- Instrucciones de la tarea -
Responde estas preguntas sobre el artículo de opinión que aparece más abajo:
(a) ¿Cómo definió al hijo, el otro día, quien le dio la vida?
(b) ¿Qué contesta el hijo cuando se le pregunta qué tal le ha ido?
(c) En la imagen del mar embravecido, ¿qué son las olas bravas?

- Fragmento proporcionado -
Opinión

Un pequeño mundo por descubrir

Eres un alma independiente, así te definió el otro día quien te dio la vida; cada día me sorprendes un poquito más, nunca sé por dónde vas a salir. Cuántos días anhelé meterme en tu cabeza, abrir esa elucubración mental, inescrutable casi siempre. ¡Lo que daría a cada instante por saber cómo encajar tus pensamientos, tus impulsos, aprenderme de memoria el manual de instrucciones de ese atrayente jeroglífico que eres tú! Pero no podía (pensaba muchas veces), se me escapaba ya tu primera reacción; yo me perdía antes siquiera de cruzar el zaguán de tu misterioso mundo. Si no te viese, como te veo, todos los días, parecería que fuésemos dos extraños. Pero no, a un extraño no se le quiere de la manera en que a ti te amo. Te lo digo desde ahora, toda mi inicial desesperación se derrumba ante el amor que te profeso, ¿lo sabes? Porque a veces creo que no lo sabes, y quién sabe de quién es la culpa. Pero no, hijo mío, la culpa no es de nadie, pasa sencillamente que a veces me puede la impaciencia, quiero que me entiendas y entenderte yo a la primera. Y eso, a veces, es totalmente imposible. Otras veces me pregunto, ¡torpe!, ¿me comprenderás algún día? ¿Hablaremos por fin el mismo idioma? Torpe, sí, porque solo mi torpeza me lleva a tales inútiles dilemas, cuando nadie, y menos tú, tiene una respuesta, por lo demás, imposible. Paciencia, me dicen al lado, paciencia. Y yo, torpe de nuevo, la pierdo a veces, como la pierde el que se siente aislado en un corrillo de extraños.

Pero no, hijo, no me tengas en cuenta todo lo anterior; de mis torpes palabras parece desprenderse un cierta y lejana quejumbre o reproche, o una impotencia cobarde. ¡Qué egoísta soy! Me quejo porque siento que no te comprendo, y sin embargo, ¡cuántas veces te habrás sentido tú así! A diario, mi vida, a diario seguro que en tu cabeza se encienden una batería de luces rojas de incomprensión; «por qué no me río cuando todos lo hacen»; «cómo no me voy a enfadar si han dicho lo que han dicho, aunque luego dicen que solamente era una manera de hablar», «por qué me resulta tan difícil controlar estas manías que parece que nadie tiene, salvo yo». Éstas y otras mil preguntas más te asaltarán a diario, lo sé, ahora me doy cuenta; entonces me basta un simple ejercicio de empatía —esa asignatura que tantas veces se te atraganta—, para ponerme en tu lugar. Y llego a la conclusión de que eres un auténtico superviviente que bracea incansable para alcanzar la orilla en un mar embravecido. Ocurre que, en tu caso, esa orilla es el final de cada día, y las olas bravas son las reglas convencionales, ortodoxas, que a ti se te hacen tan oscuras y tan extraordinarias. Y sí, llegas a la noche, y lo que para unos fue una jornada rutinaria, para ti se convirtió en otra prueba de fuego. Te pregunto qué tal te ha ido y me contestas que bien. Siempre parco en palabras. Escudriño en tu mirada para ver si atisbo un rastro de dolor, de enfado, quizás de un insulto recibido. Pero no adivino nada, eres tan inteligente que me ocultas perfectamente lo que sientes. Hasta pienso que lo haces, qué cosas,  para no preocuparme. Solamente me queda abrazarte, besarte, sentir el roce de tu piel con la mía, pese a que sé a ciencia cierta cuánto te cuesta dar ese abrazo. Pero lo haces, y se me derrite el corazón de tanto que te quiero. Y creo finalmente que tú y otros tantos seres como tú, anónimos unos, y otros no tanto (Van Gogh, Albert Einstein, Benjamin Franklin, Abraham Lincoln, Bertrand Russell, Emily Dickinson, Mark Twain…), todos brillantes, habitáis un mundo extraordinario que está por descubrir».

(Datos de reconocimiento de la estructura del documento)
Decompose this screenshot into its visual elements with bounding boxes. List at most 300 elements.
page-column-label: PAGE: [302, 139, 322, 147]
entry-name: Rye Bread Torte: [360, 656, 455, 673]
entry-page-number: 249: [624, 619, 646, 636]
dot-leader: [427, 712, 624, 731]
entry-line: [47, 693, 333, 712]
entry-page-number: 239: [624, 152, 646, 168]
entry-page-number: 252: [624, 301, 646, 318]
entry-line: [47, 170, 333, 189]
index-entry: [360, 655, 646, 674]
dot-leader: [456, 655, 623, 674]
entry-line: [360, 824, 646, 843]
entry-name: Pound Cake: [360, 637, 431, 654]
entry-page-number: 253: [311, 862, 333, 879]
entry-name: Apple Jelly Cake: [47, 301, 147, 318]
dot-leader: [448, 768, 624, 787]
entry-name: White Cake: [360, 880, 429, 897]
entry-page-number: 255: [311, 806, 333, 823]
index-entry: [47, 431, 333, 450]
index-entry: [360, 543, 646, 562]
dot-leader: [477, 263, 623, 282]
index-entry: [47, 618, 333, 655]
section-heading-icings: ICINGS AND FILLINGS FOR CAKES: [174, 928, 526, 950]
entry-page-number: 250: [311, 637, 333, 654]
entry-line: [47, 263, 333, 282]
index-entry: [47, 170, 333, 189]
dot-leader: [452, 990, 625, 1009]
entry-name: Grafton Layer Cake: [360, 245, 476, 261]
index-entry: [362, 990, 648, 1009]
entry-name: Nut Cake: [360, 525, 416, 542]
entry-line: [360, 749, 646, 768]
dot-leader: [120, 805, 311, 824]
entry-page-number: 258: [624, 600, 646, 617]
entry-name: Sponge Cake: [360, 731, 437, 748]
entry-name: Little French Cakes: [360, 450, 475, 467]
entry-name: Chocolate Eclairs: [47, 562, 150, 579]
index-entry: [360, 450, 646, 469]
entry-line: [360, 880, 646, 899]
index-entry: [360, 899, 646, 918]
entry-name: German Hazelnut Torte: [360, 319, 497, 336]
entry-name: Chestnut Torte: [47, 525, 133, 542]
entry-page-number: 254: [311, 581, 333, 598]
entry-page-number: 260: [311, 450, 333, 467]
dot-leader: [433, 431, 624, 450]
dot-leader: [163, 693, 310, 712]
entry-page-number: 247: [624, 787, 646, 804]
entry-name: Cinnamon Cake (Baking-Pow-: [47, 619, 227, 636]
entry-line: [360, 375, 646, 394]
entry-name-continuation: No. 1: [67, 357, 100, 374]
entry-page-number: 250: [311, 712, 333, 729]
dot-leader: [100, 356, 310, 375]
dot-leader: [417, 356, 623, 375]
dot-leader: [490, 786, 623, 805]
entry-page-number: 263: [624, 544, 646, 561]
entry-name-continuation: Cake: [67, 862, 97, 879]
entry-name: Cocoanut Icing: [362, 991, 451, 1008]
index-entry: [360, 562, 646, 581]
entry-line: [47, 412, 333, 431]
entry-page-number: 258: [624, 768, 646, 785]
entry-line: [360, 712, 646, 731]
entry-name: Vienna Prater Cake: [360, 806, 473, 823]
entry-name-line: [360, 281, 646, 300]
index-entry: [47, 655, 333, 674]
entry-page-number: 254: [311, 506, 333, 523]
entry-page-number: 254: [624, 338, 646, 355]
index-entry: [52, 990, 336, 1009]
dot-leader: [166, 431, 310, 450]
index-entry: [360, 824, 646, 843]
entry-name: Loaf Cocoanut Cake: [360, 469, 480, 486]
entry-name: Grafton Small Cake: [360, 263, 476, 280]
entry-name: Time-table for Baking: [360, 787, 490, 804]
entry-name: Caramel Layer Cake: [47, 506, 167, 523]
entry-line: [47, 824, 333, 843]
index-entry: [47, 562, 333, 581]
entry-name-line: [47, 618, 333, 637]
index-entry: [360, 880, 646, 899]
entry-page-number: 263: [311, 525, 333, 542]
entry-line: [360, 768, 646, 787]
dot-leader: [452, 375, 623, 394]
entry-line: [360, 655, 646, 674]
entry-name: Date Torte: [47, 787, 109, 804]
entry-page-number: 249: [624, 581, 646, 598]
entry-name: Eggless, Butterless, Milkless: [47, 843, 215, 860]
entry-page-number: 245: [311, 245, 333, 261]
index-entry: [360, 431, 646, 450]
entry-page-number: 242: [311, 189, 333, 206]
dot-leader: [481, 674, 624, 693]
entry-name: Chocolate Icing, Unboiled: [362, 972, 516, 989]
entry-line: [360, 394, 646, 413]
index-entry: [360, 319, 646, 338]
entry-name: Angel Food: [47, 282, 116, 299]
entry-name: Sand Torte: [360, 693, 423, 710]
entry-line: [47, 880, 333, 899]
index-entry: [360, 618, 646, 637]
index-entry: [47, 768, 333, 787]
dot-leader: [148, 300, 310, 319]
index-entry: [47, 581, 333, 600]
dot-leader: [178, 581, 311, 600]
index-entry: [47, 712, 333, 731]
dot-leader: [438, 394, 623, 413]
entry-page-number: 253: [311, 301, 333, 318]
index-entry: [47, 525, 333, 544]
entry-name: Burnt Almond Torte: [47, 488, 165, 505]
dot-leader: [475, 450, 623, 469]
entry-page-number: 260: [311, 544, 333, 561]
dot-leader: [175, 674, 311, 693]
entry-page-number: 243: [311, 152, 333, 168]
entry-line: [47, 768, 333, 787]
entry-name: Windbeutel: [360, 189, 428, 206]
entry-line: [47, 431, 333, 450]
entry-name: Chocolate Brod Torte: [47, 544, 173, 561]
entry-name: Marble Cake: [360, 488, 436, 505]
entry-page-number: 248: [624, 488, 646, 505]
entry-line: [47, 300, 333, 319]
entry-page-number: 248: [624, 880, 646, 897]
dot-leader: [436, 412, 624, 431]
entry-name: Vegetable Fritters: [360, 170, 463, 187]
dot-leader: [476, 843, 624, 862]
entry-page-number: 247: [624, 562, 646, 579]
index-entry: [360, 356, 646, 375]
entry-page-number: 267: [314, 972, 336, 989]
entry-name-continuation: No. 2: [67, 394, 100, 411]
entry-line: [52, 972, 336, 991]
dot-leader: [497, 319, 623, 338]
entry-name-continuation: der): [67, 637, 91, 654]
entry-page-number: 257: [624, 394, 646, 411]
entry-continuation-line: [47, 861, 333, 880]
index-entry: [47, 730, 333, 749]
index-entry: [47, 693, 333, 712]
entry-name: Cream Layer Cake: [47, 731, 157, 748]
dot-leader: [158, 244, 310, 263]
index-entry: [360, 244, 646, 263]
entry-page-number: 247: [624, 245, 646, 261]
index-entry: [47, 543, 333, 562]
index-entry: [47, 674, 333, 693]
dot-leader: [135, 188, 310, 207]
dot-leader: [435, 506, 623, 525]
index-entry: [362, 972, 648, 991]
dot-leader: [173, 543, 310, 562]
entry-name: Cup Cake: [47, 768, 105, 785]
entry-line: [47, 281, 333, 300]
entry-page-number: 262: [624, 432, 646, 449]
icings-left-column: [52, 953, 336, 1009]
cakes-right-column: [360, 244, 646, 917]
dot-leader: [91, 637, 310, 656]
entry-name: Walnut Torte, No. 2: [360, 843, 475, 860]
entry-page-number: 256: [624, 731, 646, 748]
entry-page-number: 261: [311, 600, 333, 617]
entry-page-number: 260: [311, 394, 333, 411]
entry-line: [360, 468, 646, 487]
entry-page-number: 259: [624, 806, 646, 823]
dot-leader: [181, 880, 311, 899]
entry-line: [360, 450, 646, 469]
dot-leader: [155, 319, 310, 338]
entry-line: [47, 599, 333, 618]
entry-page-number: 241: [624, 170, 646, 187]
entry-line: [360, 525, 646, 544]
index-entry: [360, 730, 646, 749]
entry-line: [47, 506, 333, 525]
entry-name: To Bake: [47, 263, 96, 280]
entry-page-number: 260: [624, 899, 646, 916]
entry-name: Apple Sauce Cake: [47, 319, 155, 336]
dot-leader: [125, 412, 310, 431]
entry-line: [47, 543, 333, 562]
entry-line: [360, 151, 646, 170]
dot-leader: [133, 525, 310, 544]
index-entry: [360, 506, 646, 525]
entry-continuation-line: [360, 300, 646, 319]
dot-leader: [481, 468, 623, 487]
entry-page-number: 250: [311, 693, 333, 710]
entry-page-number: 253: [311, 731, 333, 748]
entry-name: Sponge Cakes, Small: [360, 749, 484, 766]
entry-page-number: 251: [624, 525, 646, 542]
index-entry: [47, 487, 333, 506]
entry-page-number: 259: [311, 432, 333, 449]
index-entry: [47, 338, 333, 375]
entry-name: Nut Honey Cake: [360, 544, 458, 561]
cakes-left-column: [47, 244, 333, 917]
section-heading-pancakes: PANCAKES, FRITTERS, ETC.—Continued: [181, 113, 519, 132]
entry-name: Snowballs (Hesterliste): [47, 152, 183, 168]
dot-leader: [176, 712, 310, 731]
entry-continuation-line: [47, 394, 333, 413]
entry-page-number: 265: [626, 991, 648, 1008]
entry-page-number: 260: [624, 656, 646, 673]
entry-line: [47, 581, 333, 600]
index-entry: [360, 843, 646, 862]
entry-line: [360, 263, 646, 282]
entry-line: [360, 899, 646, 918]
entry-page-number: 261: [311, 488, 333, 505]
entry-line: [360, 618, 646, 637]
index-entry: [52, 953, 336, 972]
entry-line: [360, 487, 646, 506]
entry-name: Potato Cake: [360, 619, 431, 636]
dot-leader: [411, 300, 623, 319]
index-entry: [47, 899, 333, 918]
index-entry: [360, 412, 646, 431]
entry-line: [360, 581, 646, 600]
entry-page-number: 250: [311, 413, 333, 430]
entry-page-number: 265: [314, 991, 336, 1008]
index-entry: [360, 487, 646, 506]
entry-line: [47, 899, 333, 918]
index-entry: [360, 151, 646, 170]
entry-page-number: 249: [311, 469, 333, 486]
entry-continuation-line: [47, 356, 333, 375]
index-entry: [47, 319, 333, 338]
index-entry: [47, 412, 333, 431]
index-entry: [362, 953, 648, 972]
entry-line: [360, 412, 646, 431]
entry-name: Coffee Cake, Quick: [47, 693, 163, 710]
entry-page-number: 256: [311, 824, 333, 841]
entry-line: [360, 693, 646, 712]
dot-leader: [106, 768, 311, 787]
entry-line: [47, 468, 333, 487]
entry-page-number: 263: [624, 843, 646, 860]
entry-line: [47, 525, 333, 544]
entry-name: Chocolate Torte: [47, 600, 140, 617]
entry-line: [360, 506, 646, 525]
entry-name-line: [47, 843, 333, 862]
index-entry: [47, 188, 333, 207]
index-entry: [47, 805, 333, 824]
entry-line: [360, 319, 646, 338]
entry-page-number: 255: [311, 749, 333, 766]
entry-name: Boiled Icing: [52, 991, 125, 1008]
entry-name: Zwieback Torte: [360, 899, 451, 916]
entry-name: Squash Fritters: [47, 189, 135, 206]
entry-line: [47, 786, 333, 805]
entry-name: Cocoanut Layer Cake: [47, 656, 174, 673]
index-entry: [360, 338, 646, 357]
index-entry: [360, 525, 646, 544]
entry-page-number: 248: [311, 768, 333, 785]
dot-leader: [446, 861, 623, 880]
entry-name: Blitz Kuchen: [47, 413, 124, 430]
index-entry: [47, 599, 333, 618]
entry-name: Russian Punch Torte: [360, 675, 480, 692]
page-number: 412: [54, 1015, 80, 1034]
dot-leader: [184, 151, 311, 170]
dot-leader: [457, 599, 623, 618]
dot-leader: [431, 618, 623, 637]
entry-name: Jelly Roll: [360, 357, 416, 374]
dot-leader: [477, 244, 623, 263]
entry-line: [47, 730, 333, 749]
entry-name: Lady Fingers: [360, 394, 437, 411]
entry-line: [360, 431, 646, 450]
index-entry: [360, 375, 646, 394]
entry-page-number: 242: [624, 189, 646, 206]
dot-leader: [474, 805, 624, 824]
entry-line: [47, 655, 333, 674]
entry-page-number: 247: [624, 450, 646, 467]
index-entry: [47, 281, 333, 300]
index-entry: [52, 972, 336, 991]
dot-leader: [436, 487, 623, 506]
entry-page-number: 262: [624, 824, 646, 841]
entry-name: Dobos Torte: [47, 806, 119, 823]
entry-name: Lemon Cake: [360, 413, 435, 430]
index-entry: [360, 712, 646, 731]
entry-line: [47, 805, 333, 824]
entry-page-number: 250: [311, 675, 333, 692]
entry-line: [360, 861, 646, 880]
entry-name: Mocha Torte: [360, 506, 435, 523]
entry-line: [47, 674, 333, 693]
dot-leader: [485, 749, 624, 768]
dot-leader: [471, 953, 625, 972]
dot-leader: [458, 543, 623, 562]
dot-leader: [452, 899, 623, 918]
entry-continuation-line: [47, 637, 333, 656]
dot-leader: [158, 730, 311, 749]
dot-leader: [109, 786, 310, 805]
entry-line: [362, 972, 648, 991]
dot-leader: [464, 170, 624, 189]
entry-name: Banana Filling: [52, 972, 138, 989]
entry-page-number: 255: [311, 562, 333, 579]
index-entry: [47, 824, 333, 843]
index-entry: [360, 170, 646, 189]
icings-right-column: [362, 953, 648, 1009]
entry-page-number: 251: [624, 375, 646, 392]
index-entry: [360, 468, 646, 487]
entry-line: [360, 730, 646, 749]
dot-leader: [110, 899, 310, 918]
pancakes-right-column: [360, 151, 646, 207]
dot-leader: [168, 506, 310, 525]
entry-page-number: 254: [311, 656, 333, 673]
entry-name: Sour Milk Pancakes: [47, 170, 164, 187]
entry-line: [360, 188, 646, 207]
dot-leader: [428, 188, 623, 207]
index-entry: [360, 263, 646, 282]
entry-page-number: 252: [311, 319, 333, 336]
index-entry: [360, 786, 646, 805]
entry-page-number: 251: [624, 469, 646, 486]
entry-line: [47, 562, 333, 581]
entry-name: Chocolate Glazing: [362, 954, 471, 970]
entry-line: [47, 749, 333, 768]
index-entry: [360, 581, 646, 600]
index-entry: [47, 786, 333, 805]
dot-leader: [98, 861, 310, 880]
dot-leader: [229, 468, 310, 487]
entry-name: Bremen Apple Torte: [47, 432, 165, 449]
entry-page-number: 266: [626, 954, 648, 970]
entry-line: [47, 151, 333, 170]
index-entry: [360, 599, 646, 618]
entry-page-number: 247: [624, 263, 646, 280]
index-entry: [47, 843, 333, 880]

- Respuesta del ejercicio -
(a) Como un alma independiente.
(b) Que bien.
(c) Las reglas convencionales, ortodoxas, que al hijo se le hacen tan oscuras y tan extraordinarias.